+++ Dataset records

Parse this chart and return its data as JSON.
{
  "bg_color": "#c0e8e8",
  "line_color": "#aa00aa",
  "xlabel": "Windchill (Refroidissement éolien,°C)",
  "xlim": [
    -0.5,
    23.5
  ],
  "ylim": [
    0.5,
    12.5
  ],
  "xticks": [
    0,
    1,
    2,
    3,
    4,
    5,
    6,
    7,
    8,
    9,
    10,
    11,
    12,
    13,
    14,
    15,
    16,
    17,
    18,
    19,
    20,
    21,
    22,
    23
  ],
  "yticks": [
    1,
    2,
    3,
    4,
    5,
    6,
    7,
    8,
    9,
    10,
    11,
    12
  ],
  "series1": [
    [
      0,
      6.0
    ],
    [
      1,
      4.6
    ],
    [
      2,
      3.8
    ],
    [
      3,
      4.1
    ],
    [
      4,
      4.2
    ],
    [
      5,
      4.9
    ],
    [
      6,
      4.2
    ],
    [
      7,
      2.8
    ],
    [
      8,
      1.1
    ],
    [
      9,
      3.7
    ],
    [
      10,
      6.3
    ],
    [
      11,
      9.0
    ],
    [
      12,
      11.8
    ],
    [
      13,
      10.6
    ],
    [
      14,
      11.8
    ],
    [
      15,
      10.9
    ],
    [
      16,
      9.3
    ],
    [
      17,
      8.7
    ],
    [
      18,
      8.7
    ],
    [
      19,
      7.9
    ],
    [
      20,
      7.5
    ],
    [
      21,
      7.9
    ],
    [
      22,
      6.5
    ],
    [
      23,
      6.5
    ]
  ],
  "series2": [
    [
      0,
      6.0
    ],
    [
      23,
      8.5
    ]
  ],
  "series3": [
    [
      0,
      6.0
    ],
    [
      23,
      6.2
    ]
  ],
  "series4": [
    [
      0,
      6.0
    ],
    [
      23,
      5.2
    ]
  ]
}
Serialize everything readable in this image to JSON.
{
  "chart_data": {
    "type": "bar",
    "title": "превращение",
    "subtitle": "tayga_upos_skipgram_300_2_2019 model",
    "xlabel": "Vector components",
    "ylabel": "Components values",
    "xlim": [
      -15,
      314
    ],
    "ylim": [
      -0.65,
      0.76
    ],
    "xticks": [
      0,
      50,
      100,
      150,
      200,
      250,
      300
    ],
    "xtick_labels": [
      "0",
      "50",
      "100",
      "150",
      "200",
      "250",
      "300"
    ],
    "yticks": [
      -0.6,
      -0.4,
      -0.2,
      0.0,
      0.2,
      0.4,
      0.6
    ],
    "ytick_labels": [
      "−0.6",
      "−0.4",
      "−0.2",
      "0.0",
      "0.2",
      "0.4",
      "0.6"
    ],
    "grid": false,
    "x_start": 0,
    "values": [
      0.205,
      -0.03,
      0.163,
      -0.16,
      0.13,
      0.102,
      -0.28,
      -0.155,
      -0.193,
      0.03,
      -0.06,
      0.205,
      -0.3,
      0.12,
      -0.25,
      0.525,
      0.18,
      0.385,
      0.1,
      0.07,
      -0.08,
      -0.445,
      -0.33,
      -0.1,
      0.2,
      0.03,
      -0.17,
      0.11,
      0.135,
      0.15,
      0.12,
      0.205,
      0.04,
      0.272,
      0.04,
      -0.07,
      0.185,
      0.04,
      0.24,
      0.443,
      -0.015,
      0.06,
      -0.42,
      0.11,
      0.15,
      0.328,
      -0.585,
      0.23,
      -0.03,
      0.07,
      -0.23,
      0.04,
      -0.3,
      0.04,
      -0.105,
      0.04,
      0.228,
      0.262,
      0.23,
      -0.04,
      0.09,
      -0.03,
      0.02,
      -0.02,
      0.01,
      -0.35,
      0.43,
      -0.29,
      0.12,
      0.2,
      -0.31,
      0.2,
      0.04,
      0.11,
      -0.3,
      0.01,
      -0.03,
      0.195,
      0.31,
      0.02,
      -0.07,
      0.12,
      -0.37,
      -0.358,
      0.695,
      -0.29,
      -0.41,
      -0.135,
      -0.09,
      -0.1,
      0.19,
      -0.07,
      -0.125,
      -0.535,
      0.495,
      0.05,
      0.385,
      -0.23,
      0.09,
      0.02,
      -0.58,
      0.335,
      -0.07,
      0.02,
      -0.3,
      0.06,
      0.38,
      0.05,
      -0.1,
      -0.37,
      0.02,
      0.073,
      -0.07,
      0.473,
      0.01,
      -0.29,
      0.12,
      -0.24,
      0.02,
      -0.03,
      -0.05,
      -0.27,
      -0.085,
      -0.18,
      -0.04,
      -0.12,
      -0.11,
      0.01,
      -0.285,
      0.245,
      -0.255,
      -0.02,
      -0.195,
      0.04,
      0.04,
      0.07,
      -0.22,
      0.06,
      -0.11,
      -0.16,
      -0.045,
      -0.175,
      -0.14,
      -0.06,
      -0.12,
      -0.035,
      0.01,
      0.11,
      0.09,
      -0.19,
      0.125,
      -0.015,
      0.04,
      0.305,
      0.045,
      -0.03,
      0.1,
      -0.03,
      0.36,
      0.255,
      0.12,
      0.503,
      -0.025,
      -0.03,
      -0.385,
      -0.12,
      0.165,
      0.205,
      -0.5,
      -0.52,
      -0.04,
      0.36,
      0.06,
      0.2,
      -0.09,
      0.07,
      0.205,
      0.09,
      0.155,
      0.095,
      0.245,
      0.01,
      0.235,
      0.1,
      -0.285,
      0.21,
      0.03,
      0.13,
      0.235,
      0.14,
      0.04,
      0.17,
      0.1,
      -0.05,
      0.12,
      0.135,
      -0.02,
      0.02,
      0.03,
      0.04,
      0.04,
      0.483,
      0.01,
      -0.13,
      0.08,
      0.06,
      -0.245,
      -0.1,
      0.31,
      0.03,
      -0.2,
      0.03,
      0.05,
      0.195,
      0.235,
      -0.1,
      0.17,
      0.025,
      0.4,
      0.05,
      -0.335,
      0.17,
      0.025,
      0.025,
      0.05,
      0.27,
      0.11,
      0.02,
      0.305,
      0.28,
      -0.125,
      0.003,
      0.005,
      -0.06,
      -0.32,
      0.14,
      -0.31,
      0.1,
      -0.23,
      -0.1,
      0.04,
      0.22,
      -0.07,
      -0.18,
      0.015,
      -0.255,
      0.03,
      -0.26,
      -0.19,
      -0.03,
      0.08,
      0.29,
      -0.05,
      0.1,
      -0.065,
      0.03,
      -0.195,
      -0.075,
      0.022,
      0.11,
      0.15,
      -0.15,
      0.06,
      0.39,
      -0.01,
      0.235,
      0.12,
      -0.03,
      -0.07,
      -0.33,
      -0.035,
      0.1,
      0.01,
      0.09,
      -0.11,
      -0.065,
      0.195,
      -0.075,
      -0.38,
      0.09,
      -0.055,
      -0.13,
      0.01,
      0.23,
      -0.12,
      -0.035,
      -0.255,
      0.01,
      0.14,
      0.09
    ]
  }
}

++++++

Brief ->
Send back all of the entries exactly, with nothing missing.

Written reply ->
Parse this chart and return its data as JSON.
{
  "bg_color": "#c0e8e8",
  "line_color": "#aa00aa",
  "xlabel": "Windchill (Refroidissement éolien,°C)",
  "xlim": [
    -0.5,
    23.5
  ],
  "ylim": [
    0.5,
    12.5
  ],
  "xticks": [
    0,
    1,
    2,
    3,
    4,
    5,
    6,
    7,
    8,
    9,
    10,
    11,
    12,
    13,
    14,
    15,
    16,
    17,
    18,
    19,
    20,
    21,
    22,
    23
  ],
  "yticks": [
    1,
    2,
    3,
    4,
    5,
    6,
    7,
    8,
    9,
    10,
    11,
    12
  ],
  "series1": [
    [
      0,
      6.0
    ],
    [
      1,
      4.6
    ],
    [
      2,
      3.8
    ],
    [
      3,
      4.1
    ],
    [
      4,
      4.2
    ],
    [
      5,
      4.9
    ],
    [
      6,
      4.2
    ],
    [
      7,
      2.8
    ],
    [
      8,
      1.1
    ],
    [
      9,
      3.7
    ],
    [
      10,
      6.3
    ],
    [
      11,
      9.0
    ],
    [
      12,
      11.8
    ],
    [
      13,
      10.6
    ],
    [
      14,
      11.8
    ],
    [
      15,
      10.9
    ],
    [
      16,
      9.3
    ],
    [
      17,
      8.7
    ],
    [
      18,
      8.7
    ],
    [
      19,
      7.9
    ],
    [
      20,
      7.5
    ],
    [
      21,
      7.9
    ],
    [
      22,
      6.5
    ],
    [
      23,
      6.5
    ]
  ],
  "series2": [
    [
      0,
      6.0
    ],
    [
      23,
      8.5
    ]
  ],
  "series3": [
    [
      0,
      6.0
    ],
    [
      23,
      6.2
    ]
  ],
  "series4": [
    [
      0,
      6.0
    ],
    [
      23,
      5.2
    ]
  ]
}
Serialize everything readable in this image to JSON.
{
  "chart_data": {
    "type": "bar",
    "title": "превращение",
    "subtitle": "tayga_upos_skipgram_300_2_2019 model",
    "xlabel": "Vector components",
    "ylabel": "Components values",
    "xlim": [
      -15,
      314
    ],
    "ylim": [
      -0.65,
      0.76
    ],
    "xticks": [
      0,
      50,
      100,
      150,
      200,
      250,
      300
    ],
    "xtick_labels": [
      "0",
      "50",
      "100",
      "150",
      "200",
      "250",
      "300"
    ],
    "yticks": [
      -0.6,
      -0.4,
      -0.2,
      0.0,
      0.2,
      0.4,
      0.6
    ],
    "ytick_labels": [
      "−0.6",
      "−0.4",
      "−0.2",
      "0.0",
      "0.2",
      "0.4",
      "0.6"
    ],
    "grid": false,
    "x_start": 0,
    "values": [
      0.205,
      -0.03,
      0.163,
      -0.16,
      0.13,
      0.102,
      -0.28,
      -0.155,
      -0.193,
      0.03,
      -0.06,
      0.205,
      -0.3,
      0.12,
      -0.25,
      0.525,
      0.18,
      0.385,
      0.1,
      0.07,
      -0.08,
      -0.445,
      -0.33,
      -0.1,
      0.2,
      0.03,
      -0.17,
      0.11,
      0.135,
      0.15,
      0.12,
      0.205,
      0.04,
      0.272,
      0.04,
      -0.07,
      0.185,
      0.04,
      0.24,
      0.443,
      -0.015,
      0.06,
      -0.42,
      0.11,
      0.15,
      0.328,
      -0.585,
      0.23,
      -0.03,
      0.07,
      -0.23,
      0.04,
      -0.3,
      0.04,
      -0.105,
      0.04,
      0.228,
      0.262,
      0.23,
      -0.04,
      0.09,
      -0.03,
      0.02,
      -0.02,
      0.01,
      -0.35,
      0.43,
      -0.29,
      0.12,
      0.2,
      -0.31,
      0.2,
      0.04,
      0.11,
      -0.3,
      0.01,
      -0.03,
      0.195,
      0.31,
      0.02,
      -0.07,
      0.12,
      -0.37,
      -0.358,
      0.695,
      -0.29,
      -0.41,
      -0.135,
      -0.09,
      -0.1,
      0.19,
      -0.07,
      -0.125,
      -0.535,
      0.495,
      0.05,
      0.385,
      -0.23,
      0.09,
      0.02,
      -0.58,
      0.335,
      -0.07,
      0.02,
      -0.3,
      0.06,
      0.38,
      0.05,
      -0.1,
      -0.37,
      0.02,
      0.073,
      -0.07,
      0.473,
      0.01,
      -0.29,
      0.12,
      -0.24,
      0.02,
      -0.03,
      -0.05,
      -0.27,
      -0.085,
      -0.18,
      -0.04,
      -0.12,
      -0.11,
      0.01,
      -0.285,
      0.245,
      -0.255,
      -0.02,
      -0.195,
      0.04,
      0.04,
      0.07,
      -0.22,
      0.06,
      -0.11,
      -0.16,
      -0.045,
      -0.175,
      -0.14,
      -0.06,
      -0.12,
      -0.035,
      0.01,
      0.11,
      0.09,
      -0.19,
      0.125,
      -0.015,
      0.04,
      0.305,
      0.045,
      -0.03,
      0.1,
      -0.03,
      0.36,
      0.255,
      0.12,
      0.503,
      -0.025,
      -0.03,
      -0.385,
      -0.12,
      0.165,
      0.205,
      -0.5,
      -0.52,
      -0.04,
      0.36,
      0.06,
      0.2,
      -0.09,
      0.07,
      0.205,
      0.09,
      0.155,
      0.095,
      0.245,
      0.01,
      0.235,
      0.1,
      -0.285,
      0.21,
      0.03,
      0.13,
      0.235,
      0.14,
      0.04,
      0.17,
      0.1,
      -0.05,
      0.12,
      0.135,
      -0.02,
      0.02,
      0.03,
      0.04,
      0.04,
      0.483,
      0.01,
      -0.13,
      0.08,
      0.06,
      -0.245,
      -0.1,
      0.31,
      0.03,
      -0.2,
      0.03,
      0.05,
      0.195,
      0.235,
      -0.1,
      0.17,
      0.025,
      0.4,
      0.05,
      -0.335,
      0.17,
      0.025,
      0.025,
      0.05,
      0.27,
      0.11,
      0.02,
      0.305,
      0.28,
      -0.125,
      0.003,
      0.005,
      -0.06,
      -0.32,
      0.14,
      -0.31,
      0.1,
      -0.23,
      -0.1,
      0.04,
      0.22,
      -0.07,
      -0.18,
      0.015,
      -0.255,
      0.03,
      -0.26,
      -0.19,
      -0.03,
      0.08,
      0.29,
      -0.05,
      0.1,
      -0.065,
      0.03,
      -0.195,
      -0.075,
      0.022,
      0.11,
      0.15,
      -0.15,
      0.06,
      0.39,
      -0.01,
      0.235,
      0.12,
      -0.03,
      -0.07,
      -0.33,
      -0.035,
      0.1,
      0.01,
      0.09,
      -0.11,
      -0.065,
      0.195,
      -0.075,
      -0.38,
      0.09,
      -0.055,
      -0.13,
      0.01,
      0.23,
      -0.12,
      -0.035,
      -0.255,
      0.01,
      0.14,
      0.09
    ]
  }
}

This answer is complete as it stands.